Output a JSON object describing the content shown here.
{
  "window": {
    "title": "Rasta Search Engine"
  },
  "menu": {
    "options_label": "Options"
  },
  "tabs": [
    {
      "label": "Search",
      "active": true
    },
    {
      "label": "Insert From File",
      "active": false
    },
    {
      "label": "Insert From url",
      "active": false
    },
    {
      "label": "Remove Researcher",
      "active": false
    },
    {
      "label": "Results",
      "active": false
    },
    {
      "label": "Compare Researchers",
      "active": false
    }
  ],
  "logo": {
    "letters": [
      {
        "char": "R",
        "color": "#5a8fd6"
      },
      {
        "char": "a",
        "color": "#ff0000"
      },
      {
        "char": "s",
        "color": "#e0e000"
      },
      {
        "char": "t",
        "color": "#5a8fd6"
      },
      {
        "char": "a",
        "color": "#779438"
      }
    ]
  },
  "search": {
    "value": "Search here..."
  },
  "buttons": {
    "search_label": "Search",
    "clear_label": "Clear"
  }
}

* _Short exercise_
Return the listing above in its exact form.

* _Written solution_
Output a JSON object describing the content shown here.
{
  "window": {
    "title": "Rasta Search Engine"
  },
  "menu": {
    "options_label": "Options"
  },
  "tabs": [
    {
      "label": "Search",
      "active": true
    },
    {
      "label": "Insert From File",
      "active": false
    },
    {
      "label": "Insert From url",
      "active": false
    },
    {
      "label": "Remove Researcher",
      "active": false
    },
    {
      "label": "Results",
      "active": false
    },
    {
      "label": "Compare Researchers",
      "active": false
    }
  ],
  "logo": {
    "letters": [
      {
        "char": "R",
        "color": "#5a8fd6"
      },
      {
        "char": "a",
        "color": "#ff0000"
      },
      {
        "char": "s",
        "color": "#e0e000"
      },
      {
        "char": "t",
        "color": "#5a8fd6"
      },
      {
        "char": "a",
        "color": "#779438"
      }
    ]
  },
  "search": {
    "value": "Search here..."
  },
  "buttons": {
    "search_label": "Search",
    "clear_label": "Clear"
  }
}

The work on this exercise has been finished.